**Extrait:**
+++++
Activité E : Synthèse

L’utilisation des données et le partage des informations


Travaillant dans le domaine informatique depuis de nombreuses années, j’ai dépensé beaucoup d’énergie à concevoir et réaliser des systèmes qui emmagasinaient, bien que ce ne soit pas leur fonction première, de l’information de plusieurs provenances et domaines très différents.  À mes débuts, ces données étaient seulement conservés par leur propriétaire et peu exploitées à d’autres fonctions que celles de leur système initial.

Après toute ces années, il est maintenant heureux de voir que cette quantité non négligeable d’information, recueillie par d’innombrables systèmes différents, tout comme les données recueillies manuellement et numérisées, sont devenues une source d’intérêt à plusieurs niveaux; la publicité, le marketing, les études des besoins et des attentes de clients, les analyses de tendances de marché, les statistiques sociales, etc.

Le web a ouvert des portes en nous permettant une intrusion dans ce monde fascinant de données diverses et il nous permet maintenant d’y interagir et de l’alimenter chacun à notre façon.
+++++
**Entrées:**
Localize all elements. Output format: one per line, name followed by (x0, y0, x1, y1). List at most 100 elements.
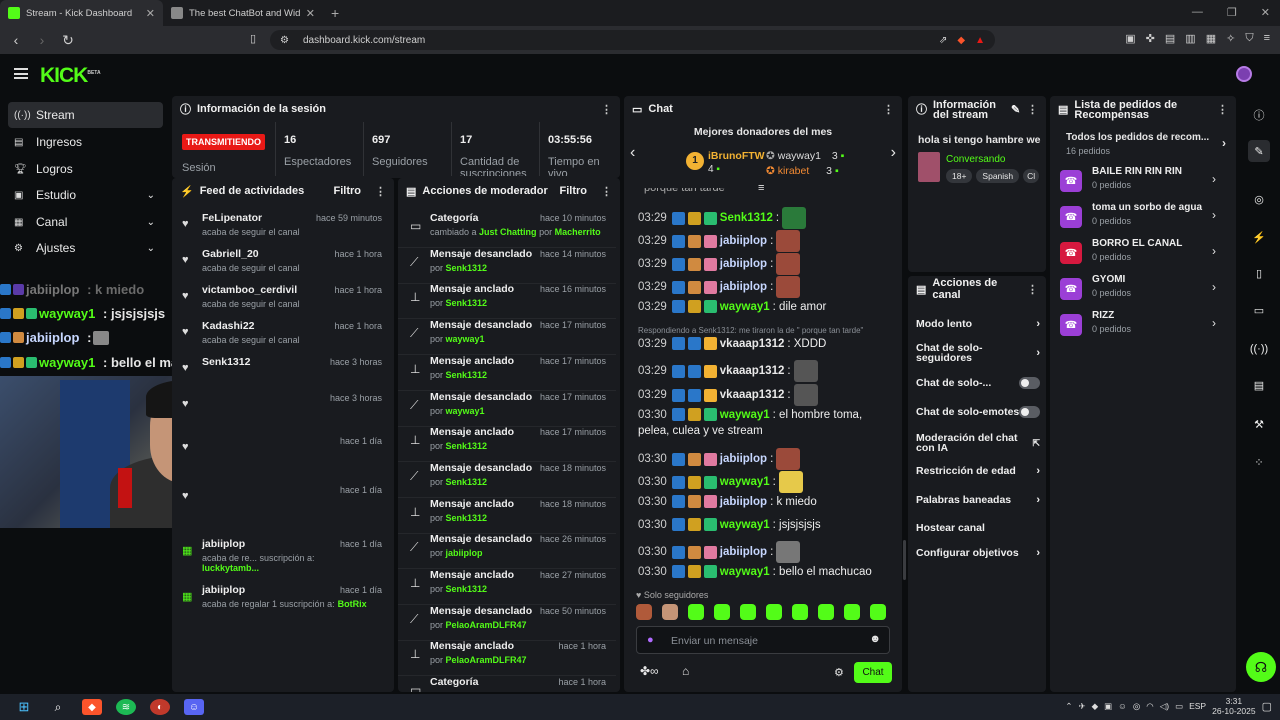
quick-emote-icon[interactable] (766, 604, 782, 620)
minimize-icon[interactable]: — (1192, 6, 1203, 19)
layout-icon[interactable]: ▤ (1248, 374, 1270, 396)
camera-icon[interactable]: ◎ (1248, 188, 1270, 210)
more-options-icon[interactable]: ⋮ (601, 103, 612, 116)
puzzle-icon[interactable]: ✜ (1146, 32, 1155, 45)
leo-icon[interactable]: ✧ (1226, 32, 1235, 45)
maximize-icon[interactable]: ❐ (1227, 6, 1237, 19)
media-icon[interactable]: ▤ (1165, 32, 1175, 45)
more-options-icon[interactable]: ⋮ (883, 103, 894, 116)
close-tab-icon[interactable]: ✕ (306, 7, 315, 20)
tray-app-icon[interactable]: ☺ (1118, 701, 1127, 711)
url-field[interactable]: ⚙ dashboard.kick.com/stream ⇗ ◆ ▲ (270, 30, 995, 50)
chat-settings-icon[interactable]: ⚙ (834, 666, 844, 679)
clipboard-icon[interactable]: ▯ (1248, 262, 1270, 284)
clock[interactable]: 3:31 26-10-2025 (1212, 696, 1255, 716)
chat-input[interactable]: ● Enviar un mensaje ☻ (636, 626, 890, 654)
reward-item[interactable]: ☎ BAILE RIN RIN RIN 0 pedidos › (1050, 166, 1230, 202)
brave-shield-icon[interactable]: ◆ (957, 35, 965, 46)
tag[interactable]: Cl (1023, 169, 1040, 183)
chat-message[interactable]: 03:29 Senk1312: (638, 207, 900, 229)
reload-icon[interactable]: ↻ (58, 32, 78, 49)
site-info-icon[interactable]: ⚙ (280, 35, 289, 46)
tab-chatbot[interactable]: The best ChatBot and Widgets for Ki ✕ (163, 0, 323, 26)
apps-icon[interactable]: ⁘ (1248, 451, 1270, 473)
sidebar-item-ingresos[interactable]: ▤ Ingresos (8, 129, 163, 155)
quick-emote-icon[interactable] (844, 604, 860, 620)
message-user[interactable]: vkaaap1312 (720, 338, 785, 350)
chat-message[interactable]: 03:30 jabiiplop: k miedo (638, 495, 900, 508)
discord-icon[interactable]: ☺ (184, 699, 204, 715)
lightning-icon[interactable]: ⚡ (1248, 226, 1270, 248)
notifications-icon[interactable]: ▢ (1262, 700, 1272, 713)
extension-icon[interactable]: ▣ (1125, 32, 1135, 45)
chat-message[interactable]: 03:30 wayway1: el hombre toma, (638, 408, 900, 421)
reward-item[interactable]: ☎ RIZZ 0 pedidos › (1050, 310, 1230, 346)
more-options-icon[interactable]: ⋮ (375, 185, 386, 198)
new-tab-icon[interactable]: + (323, 5, 347, 21)
kick-logo[interactable]: KICKBETA (40, 64, 101, 88)
battery-icon[interactable]: ▭ (1175, 701, 1183, 712)
chat-message[interactable]: 03:29 jabiiplop: (638, 276, 900, 298)
reward-item[interactable]: ☎ BORRO EL CANAL 0 pedidos › (1050, 238, 1230, 274)
sidebar-item-logros[interactable]: 🏆︎ Logros (8, 156, 163, 182)
message-user[interactable]: jabiiplop (720, 258, 767, 270)
points-icon[interactable]: ✤∞ (640, 664, 659, 678)
tray-app-icon[interactable]: ◎ (1133, 701, 1140, 712)
edit-icon[interactable]: ✎ (1011, 105, 1020, 116)
channel-action-item[interactable]: Restricción de edad › (908, 456, 1046, 485)
message-user[interactable]: wayway1 (720, 519, 770, 531)
quick-emote-icon[interactable] (662, 604, 678, 620)
rewards-all-row[interactable]: Todos los pedidos de recom... 16 pedidos › (1066, 132, 1226, 156)
chat-message[interactable]: 03:29 vkaaap1312: (638, 384, 900, 406)
message-user[interactable]: Senk1312 (720, 212, 773, 224)
message-user[interactable]: wayway1 (720, 566, 770, 578)
tab-stream[interactable]: Stream - Kick Dashboard ✕ (0, 0, 163, 26)
reward-item[interactable]: ☎ toma un sorbo de agua 0 pedidos › (1050, 202, 1230, 238)
chat-message[interactable]: 03:30 jabiiplop: (638, 541, 900, 563)
chevron-right-icon[interactable]: › (891, 144, 896, 162)
wifi-icon[interactable]: ◠ (1146, 701, 1153, 712)
chat-message[interactable]: 03:29 wayway1: dile amor (638, 300, 900, 313)
quick-emote-icon[interactable] (870, 604, 886, 620)
stream-category[interactable]: Conversando (946, 154, 1005, 165)
menu-icon[interactable]: ≡ (1264, 32, 1270, 45)
microphone-icon[interactable]: ● (647, 634, 654, 646)
spotify-icon[interactable]: ≋ (116, 699, 136, 715)
chat-message[interactable]: 03:29 vkaaap1312: XDDD (638, 337, 900, 350)
brave-rewards-icon[interactable]: ▲ (975, 35, 985, 46)
search-icon[interactable]: ⌕ (48, 699, 68, 715)
more-options-icon[interactable]: ⋮ (601, 185, 612, 198)
more-options-icon[interactable]: ⋮ (1027, 283, 1038, 296)
broadcast-icon[interactable]: ((·)) (1248, 338, 1270, 360)
toggle-switch[interactable] (1019, 376, 1040, 389)
more-options-icon[interactable]: ⋮ (1027, 105, 1038, 116)
message-user[interactable]: wayway1 (720, 301, 770, 313)
sidebar-item-stream[interactable]: ((·)) Stream (8, 102, 163, 128)
tag[interactable]: 18+ (946, 169, 973, 183)
info-icon[interactable]: ⓘ (1248, 104, 1270, 126)
sidebar-item-canal[interactable]: ▦ Canal ⌄ (8, 209, 163, 235)
wallet-icon[interactable]: ▦ (1206, 32, 1216, 45)
chat-scrollbar[interactable] (903, 540, 906, 580)
channel-action-item[interactable]: Palabras baneadas › (908, 485, 1046, 514)
edit-icon[interactable]: ✎ (1248, 140, 1270, 162)
filter-button[interactable]: Filtro (334, 185, 362, 197)
pinned-toggle-icon[interactable]: ≡ (758, 182, 764, 194)
chat-message[interactable]: 03:30 wayway1: (638, 471, 900, 493)
chat-message[interactable]: 03:29 vkaaap1312: (638, 360, 900, 382)
volume-icon[interactable]: ◁) (1160, 701, 1169, 712)
message-user[interactable]: jabiiplop (720, 453, 767, 465)
send-chat-button[interactable]: Chat (854, 662, 892, 683)
close-window-icon[interactable]: ✕ (1261, 6, 1270, 19)
tray-app-icon[interactable]: ◆ (1092, 701, 1099, 712)
avatar[interactable] (1236, 66, 1252, 82)
message-user[interactable]: jabiiplop (720, 235, 767, 247)
message-user[interactable]: jabiiplop (720, 496, 767, 508)
quick-emote-icon[interactable] (740, 604, 756, 620)
vpn-icon[interactable]: ⛉ (1245, 32, 1253, 45)
message-user[interactable]: jabiiplop (720, 546, 767, 558)
quick-emote-icon[interactable] (818, 604, 834, 620)
hamburger-menu-icon[interactable] (14, 68, 28, 79)
wrench-icon[interactable]: ⚒ (1248, 413, 1270, 435)
quick-emote-icon[interactable] (792, 604, 808, 620)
+++++
**Consignes de l'exercice:**
[1] Sélectionnez toutes les lignes du listing qui contiennent la chaîne "menu", en tenant compte de la casse.
[2] Reprenez le texte sur l'utilisation des données et le partage des informations et poursuivez-le à partir de sa dernière phrase.

**Liste des réponses:**
[1]
menu-icon[interactable]: ≡ (1264, 32, 1270, 45)
hamburger-menu-icon[interactable] (14, 68, 28, 79)

[2]
Une brique à la fois, cet édifice, en construction perpétuelle, devient lentement un monument d’une ampleur spectaculaire, mais tout aussi tentaculaire, nous plongeant dans une suite infinie de recherche et de liens à suivre.  Et nous voici maintenant avec un nouveau type de professeur virtuel à portée de main.

Données privées des entreprises/services publics

    Bien que schématisée depuis longtemps et popularisée dans les années 80, la spécialisation de l’informatique décisionnelle (« Intelligence d’Affaires / Business Intelligence ») a vraiment pris plus d’importante sur les marchés seulement depuis les 10 dernières années.  Cette discipline offre une aide à la décision par le traitement, la transformation et l’analyse de cette masse d’information accumulée par les entreprises privées et publiques.  Durant la dernière décennie, les organisations ont vraiment pris conscience du trésor qui dormaient dans leurs banques de données.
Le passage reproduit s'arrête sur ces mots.